##### Rows #####
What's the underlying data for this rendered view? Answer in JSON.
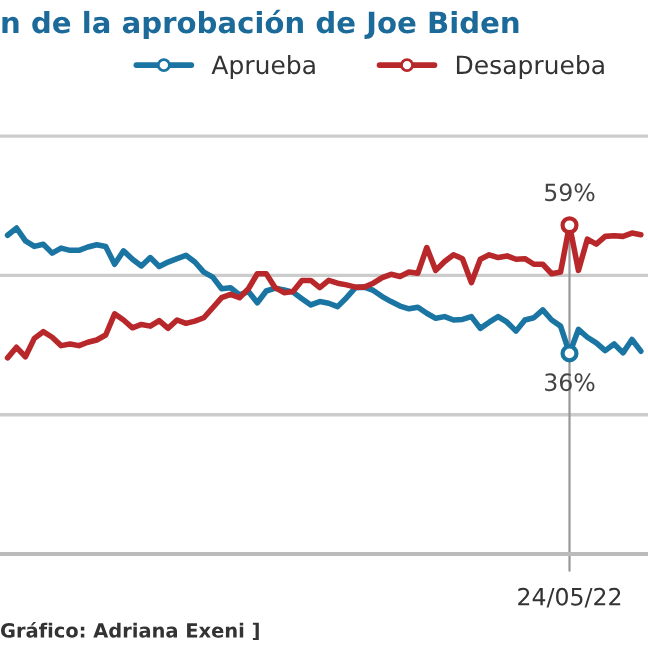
{
  "chart_data": {
    "type": "line",
    "title": "n de la aprobación de Joe Biden",
    "categories": [
      null,
      null,
      null,
      null,
      null,
      null,
      null,
      null,
      null,
      null,
      null,
      null,
      null,
      null,
      null,
      null,
      null,
      null,
      null,
      null,
      null,
      null,
      null,
      null,
      null,
      null,
      null,
      null,
      null,
      null,
      null,
      null,
      null,
      null,
      null,
      null,
      null,
      null,
      null,
      null,
      null,
      null,
      null,
      null,
      null,
      null,
      null,
      null,
      null,
      null,
      null,
      null,
      null,
      null,
      null,
      null,
      null,
      null,
      null,
      null,
      null,
      null,
      null,
      null,
      null,
      null,
      null,
      null,
      null,
      null,
      null,
      null
    ],
    "series": [
      {
        "name": "Aprueba",
        "color": "#1b75a3",
        "values": [
          57.2,
          58.5,
          56.2,
          55.2,
          55.6,
          54.0,
          54.9,
          54.5,
          54.5,
          55.1,
          55.5,
          55.2,
          52.0,
          54.4,
          52.9,
          51.7,
          53.2,
          51.6,
          52.4,
          53.0,
          53.6,
          52.4,
          50.6,
          49.7,
          47.6,
          47.8,
          46.5,
          47.1,
          45.1,
          47.2,
          47.7,
          47.4,
          47.0,
          45.8,
          44.7,
          45.3,
          45.0,
          44.4,
          46.0,
          47.8,
          47.9,
          47.3,
          46.2,
          45.3,
          44.5,
          44.0,
          44.3,
          43.2,
          42.3,
          42.6,
          42.0,
          42.1,
          42.6,
          40.5,
          41.6,
          42.6,
          41.6,
          40.0,
          42.0,
          42.4,
          43.8,
          42.0,
          40.9,
          36,
          40.3,
          38.9,
          37.9,
          36.5,
          37.7,
          36.1,
          38.5,
          36.4
        ],
        "value_labels": [
          null,
          null,
          null,
          null,
          null,
          null,
          null,
          null,
          null,
          null,
          null,
          null,
          null,
          null,
          null,
          null,
          null,
          null,
          null,
          null,
          null,
          null,
          null,
          null,
          null,
          null,
          null,
          null,
          null,
          null,
          null,
          null,
          null,
          null,
          null,
          null,
          null,
          null,
          null,
          null,
          null,
          null,
          null,
          null,
          null,
          null,
          null,
          null,
          null,
          null,
          null,
          null,
          null,
          null,
          null,
          null,
          null,
          null,
          null,
          null,
          null,
          null,
          null,
          "36%",
          null,
          null,
          null,
          null,
          null,
          null,
          null,
          null
        ]
      },
      {
        "name": "Desaprueba",
        "color": "#b8282a",
        "values": [
          35.2,
          37.1,
          35.4,
          38.7,
          39.9,
          38.9,
          37.4,
          37.7,
          37.4,
          38.0,
          38.4,
          39.3,
          43.1,
          42.0,
          40.6,
          41.2,
          40.9,
          41.9,
          40.5,
          42.0,
          41.4,
          41.8,
          42.4,
          44.2,
          46.0,
          46.6,
          46.0,
          47.6,
          50.3,
          50.3,
          47.8,
          46.9,
          47.1,
          49.1,
          49.1,
          47.8,
          49.1,
          48.6,
          48.3,
          47.9,
          47.9,
          48.6,
          49.6,
          50.2,
          49.8,
          50.6,
          50.4,
          55.0,
          50.9,
          52.5,
          53.7,
          53.0,
          48.7,
          52.9,
          53.7,
          53.2,
          53.5,
          52.9,
          53.0,
          52.0,
          52.0,
          50.3,
          50.6,
          59,
          50.9,
          56.5,
          55.6,
          57.0,
          57.1,
          57.0,
          57.6,
          57.3
        ],
        "value_labels": [
          null,
          null,
          null,
          null,
          null,
          null,
          null,
          null,
          null,
          null,
          null,
          null,
          null,
          null,
          null,
          null,
          null,
          null,
          null,
          null,
          null,
          null,
          null,
          null,
          null,
          null,
          null,
          null,
          null,
          null,
          null,
          null,
          null,
          null,
          null,
          null,
          null,
          null,
          null,
          null,
          null,
          null,
          null,
          null,
          null,
          null,
          null,
          null,
          null,
          null,
          null,
          null,
          null,
          null,
          null,
          null,
          null,
          null,
          null,
          null,
          null,
          null,
          null,
          "59%",
          null,
          null,
          null,
          null,
          null,
          null,
          null,
          null
        ]
      }
    ],
    "ylim": [
      0,
      75
    ],
    "ref_lines": [
      {
        "axis": "y",
        "value": 25,
        "color": "#cccccc"
      },
      {
        "axis": "y",
        "value": 50,
        "color": "#cccccc"
      },
      {
        "axis": "y",
        "value": 75,
        "color": "#cccccc"
      }
    ],
    "legend": "top right",
    "line_style": "solid",
    "annotations": [
      "Gráfico: Adriana Exeni ]",
      "24/05/22"
    ]
  }
}
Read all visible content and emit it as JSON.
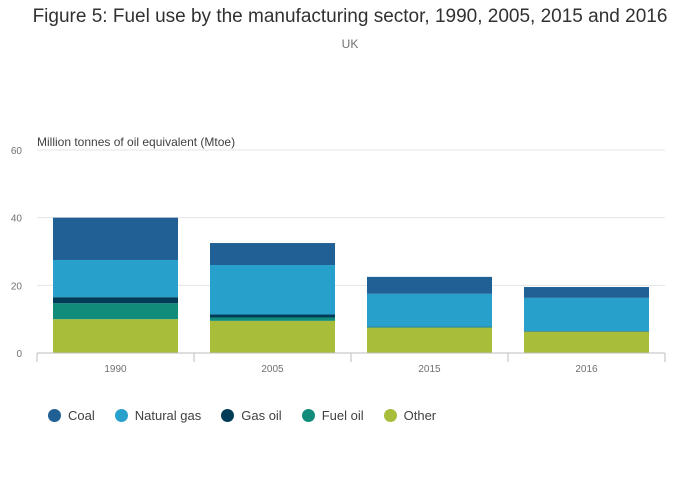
{
  "chart_data": {
    "type": "bar",
    "stacked": true,
    "title": "Figure 5: Fuel use by the manufacturing sector, 1990, 2005, 2015 and 2016",
    "subtitle": "UK",
    "ylabel": "Million tonnes of oil equivalent (Mtoe)",
    "xlabel": "",
    "ylim": [
      0,
      60
    ],
    "yticks": [
      0,
      20,
      40,
      60
    ],
    "grid": true,
    "legend_position": "bottom",
    "categories": [
      "1990",
      "2005",
      "2015",
      "2016"
    ],
    "series": [
      {
        "name": "Other",
        "color": "#a8bd3a",
        "values": [
          10.0,
          9.5,
          7.5,
          6.3
        ]
      },
      {
        "name": "Fuel oil",
        "color": "#118c7b",
        "values": [
          4.7,
          1.0,
          0.2,
          0.1
        ]
      },
      {
        "name": "Gas oil",
        "color": "#003c57",
        "values": [
          1.8,
          0.9,
          0.1,
          0.1
        ]
      },
      {
        "name": "Natural gas",
        "color": "#27a0cc",
        "values": [
          11.0,
          14.6,
          9.7,
          9.8
        ]
      },
      {
        "name": "Coal",
        "color": "#206095",
        "values": [
          12.5,
          6.5,
          5.0,
          3.2
        ]
      }
    ],
    "legend_order": [
      "Coal",
      "Natural gas",
      "Gas oil",
      "Fuel oil",
      "Other"
    ]
  }
}
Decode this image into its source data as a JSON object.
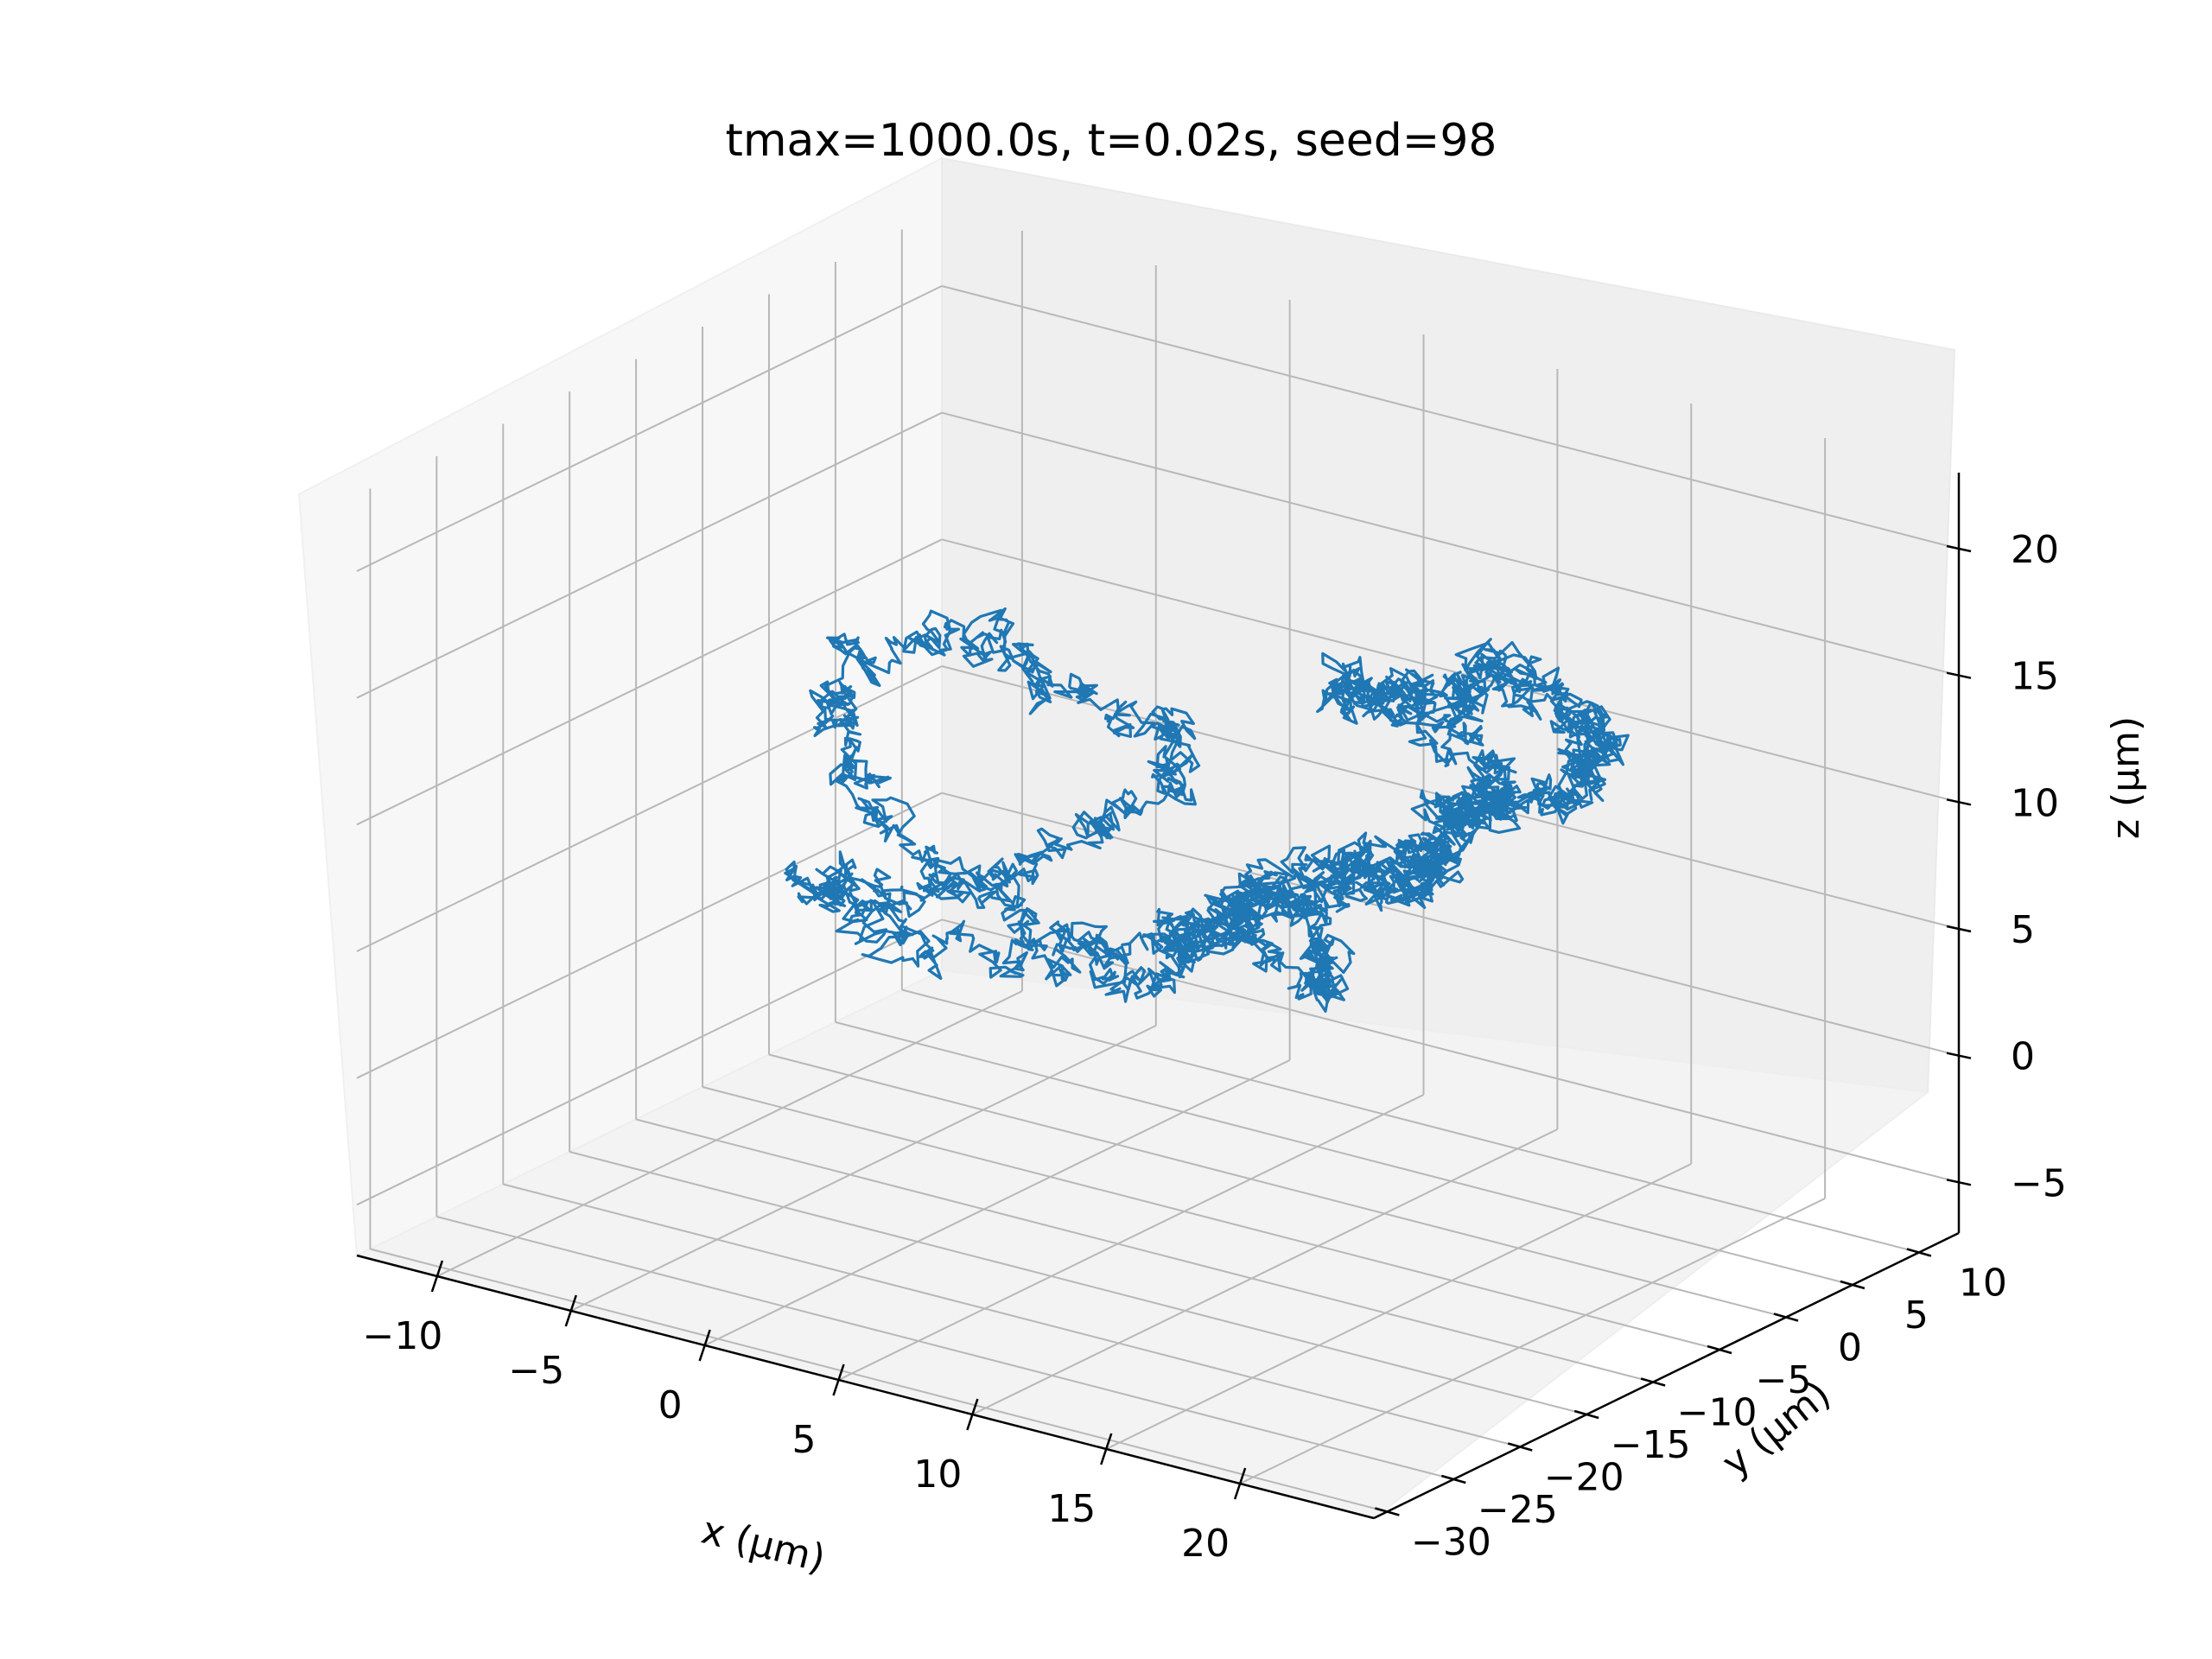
{
  "chart_data": {
    "type": "line",
    "projection": "3d",
    "title": "tmax=1000.0s, t=0.02s, seed=98",
    "xlabel": "x (μm)",
    "ylabel": "y (μm)",
    "zlabel": "z (μm)",
    "xlim": [
      -13,
      25
    ],
    "ylim": [
      -31,
      13
    ],
    "zlim": [
      -7,
      23
    ],
    "x_ticks": [
      "−10",
      "−5",
      "0",
      "5",
      "10",
      "15",
      "20"
    ],
    "y_ticks": [
      "−30",
      "−25",
      "−20",
      "−15",
      "−10",
      "−5",
      "0",
      "5",
      "10"
    ],
    "z_ticks": [
      "−5",
      "0",
      "5",
      "10",
      "15",
      "20"
    ],
    "x_tick_values": [
      -10,
      -5,
      0,
      5,
      10,
      15,
      20
    ],
    "y_tick_values": [
      -30,
      -25,
      -20,
      -15,
      -10,
      -5,
      0,
      5,
      10
    ],
    "z_tick_values": [
      -5,
      0,
      5,
      10,
      15,
      20
    ],
    "grid": true,
    "line_color": "#1f77b4",
    "series": [
      {
        "name": "",
        "simulation": {
          "tmax": 1000.0,
          "dt": 0.02,
          "seed": 98
        },
        "waypoints": [
          [
            0,
            0,
            0
          ],
          [
            -2,
            -3,
            2
          ],
          [
            -5,
            -6,
            5
          ],
          [
            -7,
            -6,
            8
          ],
          [
            -8,
            -5,
            10
          ],
          [
            -6,
            -4,
            12
          ],
          [
            -3,
            -3,
            13
          ],
          [
            -1,
            -2,
            11
          ],
          [
            2,
            0,
            10
          ],
          [
            1,
            2,
            7
          ],
          [
            -1,
            1,
            5
          ],
          [
            -4,
            -2,
            3
          ],
          [
            -7,
            -4,
            2
          ],
          [
            -9,
            -6,
            3
          ],
          [
            -8,
            -4,
            1
          ],
          [
            -5,
            -2,
            0
          ],
          [
            -2,
            0,
            0
          ],
          [
            1,
            2,
            1
          ],
          [
            3,
            3,
            2
          ],
          [
            5,
            4,
            3
          ],
          [
            7,
            2,
            2
          ],
          [
            8,
            -1,
            1
          ],
          [
            6,
            -2,
            3
          ],
          [
            4,
            0,
            4
          ],
          [
            6,
            3,
            5
          ],
          [
            9,
            5,
            6
          ],
          [
            11,
            4,
            8
          ],
          [
            13,
            2,
            10
          ],
          [
            14,
            0,
            12
          ],
          [
            12,
            -2,
            14
          ],
          [
            10,
            -4,
            15
          ],
          [
            12,
            -6,
            16
          ],
          [
            15,
            -8,
            17
          ],
          [
            18,
            -10,
            18
          ],
          [
            20,
            -12,
            20
          ],
          [
            21,
            -13,
            21
          ],
          [
            22,
            -11,
            19
          ],
          [
            23,
            -9,
            18
          ],
          [
            22,
            -8,
            16
          ],
          [
            21,
            -7,
            15
          ],
          [
            20,
            -6,
            14
          ],
          [
            18,
            -6,
            13
          ],
          [
            16,
            -5,
            12
          ],
          [
            15,
            -4,
            11
          ],
          [
            14,
            -4,
            9
          ],
          [
            13,
            -3,
            8
          ],
          [
            12,
            -2,
            7
          ],
          [
            10,
            0,
            6
          ],
          [
            8,
            2,
            5
          ],
          [
            6,
            3,
            4
          ],
          [
            4,
            2,
            3
          ],
          [
            3,
            1,
            2
          ],
          [
            2,
            0,
            1
          ],
          [
            1,
            -1,
            0
          ]
        ]
      }
    ]
  }
}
#####
> _Short task_
Return each line of the data that contains the string "Fuel".

> _Solution for this exercise_
    "title": "Figure 5: Fuel use by the manufacturing sector, 1990, 2005, 2015 and 2016",
        "name": "Fuel oil",
      "Fuel oil",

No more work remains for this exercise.